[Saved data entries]
#####
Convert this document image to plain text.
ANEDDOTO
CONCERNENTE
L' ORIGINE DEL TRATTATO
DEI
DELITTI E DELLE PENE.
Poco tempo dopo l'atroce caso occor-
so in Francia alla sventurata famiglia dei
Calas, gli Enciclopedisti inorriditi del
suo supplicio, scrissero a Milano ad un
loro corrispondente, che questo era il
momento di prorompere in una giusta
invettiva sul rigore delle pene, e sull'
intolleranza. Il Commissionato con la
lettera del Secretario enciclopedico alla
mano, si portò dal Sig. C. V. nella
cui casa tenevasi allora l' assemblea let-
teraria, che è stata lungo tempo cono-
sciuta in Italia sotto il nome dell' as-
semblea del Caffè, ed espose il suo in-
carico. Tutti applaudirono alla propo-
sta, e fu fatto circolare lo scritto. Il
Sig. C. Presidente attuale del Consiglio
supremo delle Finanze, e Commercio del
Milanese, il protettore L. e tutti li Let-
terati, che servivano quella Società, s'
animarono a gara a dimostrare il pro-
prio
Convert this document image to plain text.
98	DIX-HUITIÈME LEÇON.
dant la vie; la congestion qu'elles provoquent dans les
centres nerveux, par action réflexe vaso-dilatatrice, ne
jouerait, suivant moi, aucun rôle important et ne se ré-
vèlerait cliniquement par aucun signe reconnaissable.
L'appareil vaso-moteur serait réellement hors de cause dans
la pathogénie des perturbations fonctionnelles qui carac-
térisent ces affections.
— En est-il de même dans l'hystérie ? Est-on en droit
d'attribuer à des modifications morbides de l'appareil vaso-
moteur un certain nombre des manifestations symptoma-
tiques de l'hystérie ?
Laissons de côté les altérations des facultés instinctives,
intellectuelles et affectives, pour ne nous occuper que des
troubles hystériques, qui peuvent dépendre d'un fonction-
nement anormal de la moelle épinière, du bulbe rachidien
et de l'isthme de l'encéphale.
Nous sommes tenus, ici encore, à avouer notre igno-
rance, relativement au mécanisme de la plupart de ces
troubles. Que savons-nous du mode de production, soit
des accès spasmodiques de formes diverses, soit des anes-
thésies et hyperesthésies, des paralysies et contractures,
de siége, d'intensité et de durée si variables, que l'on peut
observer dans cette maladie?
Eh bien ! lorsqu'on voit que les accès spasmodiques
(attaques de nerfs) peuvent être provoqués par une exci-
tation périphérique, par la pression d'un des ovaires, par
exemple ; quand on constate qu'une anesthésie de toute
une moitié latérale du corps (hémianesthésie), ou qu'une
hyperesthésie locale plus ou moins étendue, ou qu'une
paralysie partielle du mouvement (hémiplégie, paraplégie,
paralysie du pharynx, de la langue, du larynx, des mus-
#####
Task ▸ Retype all of the material, keeping each line exact.

Solution to this problem ▸
Convert this document image to plain text.
ANEDDOTO
CONCERNENTE
L' ORIGINE DEL TRATTATO
DEI
DELITTI E DELLE PENE.
Poco tempo dopo l'atroce caso occor-
so in Francia alla sventurata famiglia dei
Calas, gli Enciclopedisti inorriditi del
suo supplicio, scrissero a Milano ad un
loro corrispondente, che questo era il
momento di prorompere in una giusta
invettiva sul rigore delle pene, e sull'
intolleranza. Il Commissionato con la
lettera del Secretario enciclopedico alla
mano, si portò dal Sig. C. V. nella
cui casa tenevasi allora l' assemblea let-
teraria, che è stata lungo tempo cono-
sciuta in Italia sotto il nome dell' as-
semblea del Caffè, ed espose il suo in-
carico. Tutti applaudirono alla propo-
sta, e fu fatto circolare lo scritto. Il
Sig. C. Presidente attuale del Consiglio
supremo delle Finanze, e Commercio del
Milanese, il protettore L. e tutti li Let-
terati, che servivano quella Società, s'
animarono a gara a dimostrare il pro-
prio
Convert this document image to plain text.
98	DIX-HUITIÈME LEÇON.
dant la vie; la congestion qu'elles provoquent dans les
centres nerveux, par action réflexe vaso-dilatatrice, ne
jouerait, suivant moi, aucun rôle important et ne se ré-
vèlerait cliniquement par aucun signe reconnaissable.
L'appareil vaso-moteur serait réellement hors de cause dans
la pathogénie des perturbations fonctionnelles qui carac-
térisent ces affections.
— En est-il de même dans l'hystérie ? Est-on en droit
d'attribuer à des modifications morbides de l'appareil vaso-
moteur un certain nombre des manifestations symptoma-
tiques de l'hystérie ?
Laissons de côté les altérations des facultés instinctives,
intellectuelles et affectives, pour ne nous occuper que des
troubles hystériques, qui peuvent dépendre d'un fonction-
nement anormal de la moelle épinière, du bulbe rachidien
et de l'isthme de l'encéphale.
Nous sommes tenus, ici encore, à avouer notre igno-
rance, relativement au mécanisme de la plupart de ces
troubles. Que savons-nous du mode de production, soit
des accès spasmodiques de formes diverses, soit des anes-
thésies et hyperesthésies, des paralysies et contractures,
de siége, d'intensité et de durée si variables, que l'on peut
observer dans cette maladie?
Eh bien ! lorsqu'on voit que les accès spasmodiques
(attaques de nerfs) peuvent être provoqués par une exci-
tation périphérique, par la pression d'un des ovaires, par
exemple ; quand on constate qu'une anesthésie de toute
une moitié latérale du corps (hémianesthésie), ou qu'une
hyperesthésie locale plus ou moins étendue, ou qu'une
paralysie partielle du mouvement (hémiplégie, paraplégie,
paralysie du pharynx, de la langue, du larynx, des mus-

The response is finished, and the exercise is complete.